* [Directions for this task]: In the listing below, find every line containing "机电一体化技术" and copy it out.

* [Input material]:
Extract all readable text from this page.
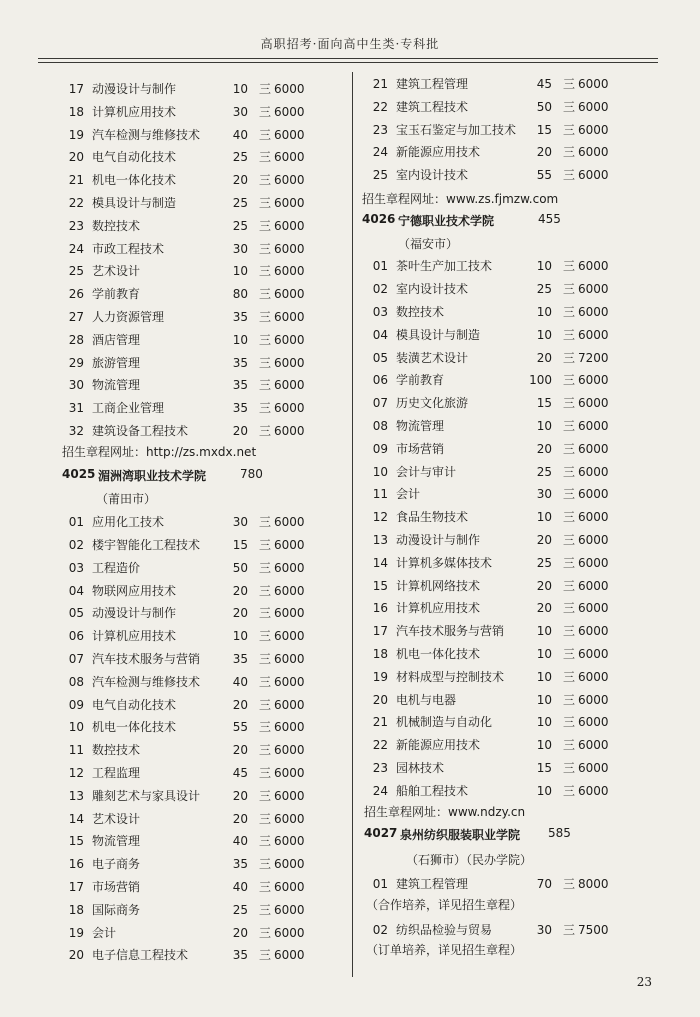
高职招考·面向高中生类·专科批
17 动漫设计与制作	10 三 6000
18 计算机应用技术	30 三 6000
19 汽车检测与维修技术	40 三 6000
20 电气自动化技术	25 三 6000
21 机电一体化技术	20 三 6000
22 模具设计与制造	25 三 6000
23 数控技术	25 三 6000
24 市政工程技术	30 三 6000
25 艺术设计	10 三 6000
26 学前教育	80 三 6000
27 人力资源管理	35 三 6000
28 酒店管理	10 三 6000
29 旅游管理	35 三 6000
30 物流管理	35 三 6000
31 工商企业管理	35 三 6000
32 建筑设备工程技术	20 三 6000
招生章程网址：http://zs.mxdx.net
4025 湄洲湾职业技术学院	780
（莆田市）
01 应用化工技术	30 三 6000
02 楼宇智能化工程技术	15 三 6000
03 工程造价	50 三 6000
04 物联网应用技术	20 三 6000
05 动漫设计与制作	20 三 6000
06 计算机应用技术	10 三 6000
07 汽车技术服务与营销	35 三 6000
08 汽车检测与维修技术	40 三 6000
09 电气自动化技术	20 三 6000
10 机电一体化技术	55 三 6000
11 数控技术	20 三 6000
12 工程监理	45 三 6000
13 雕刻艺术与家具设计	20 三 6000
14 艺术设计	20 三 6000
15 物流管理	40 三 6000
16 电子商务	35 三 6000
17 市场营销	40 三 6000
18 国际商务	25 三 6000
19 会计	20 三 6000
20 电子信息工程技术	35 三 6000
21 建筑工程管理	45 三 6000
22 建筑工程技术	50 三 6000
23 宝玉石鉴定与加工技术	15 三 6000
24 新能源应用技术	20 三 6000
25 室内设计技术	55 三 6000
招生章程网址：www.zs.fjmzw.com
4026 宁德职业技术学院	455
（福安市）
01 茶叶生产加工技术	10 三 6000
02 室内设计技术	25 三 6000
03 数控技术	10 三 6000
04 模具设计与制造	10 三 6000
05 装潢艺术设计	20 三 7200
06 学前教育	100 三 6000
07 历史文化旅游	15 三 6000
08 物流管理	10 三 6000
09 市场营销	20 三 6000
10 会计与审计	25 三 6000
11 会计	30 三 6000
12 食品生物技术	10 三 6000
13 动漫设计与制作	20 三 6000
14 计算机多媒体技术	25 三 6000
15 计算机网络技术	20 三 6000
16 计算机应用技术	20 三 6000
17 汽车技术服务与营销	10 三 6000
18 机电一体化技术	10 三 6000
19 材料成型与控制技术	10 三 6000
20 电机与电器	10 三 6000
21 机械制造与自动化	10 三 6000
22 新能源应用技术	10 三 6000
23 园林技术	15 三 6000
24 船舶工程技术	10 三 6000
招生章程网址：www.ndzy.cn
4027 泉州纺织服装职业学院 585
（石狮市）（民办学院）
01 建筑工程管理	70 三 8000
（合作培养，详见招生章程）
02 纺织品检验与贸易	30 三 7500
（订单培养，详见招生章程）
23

* [Expected answer]:
21 机电一体化技术	20 三 6000
10 机电一体化技术	55 三 6000
18 机电一体化技术	10 三 6000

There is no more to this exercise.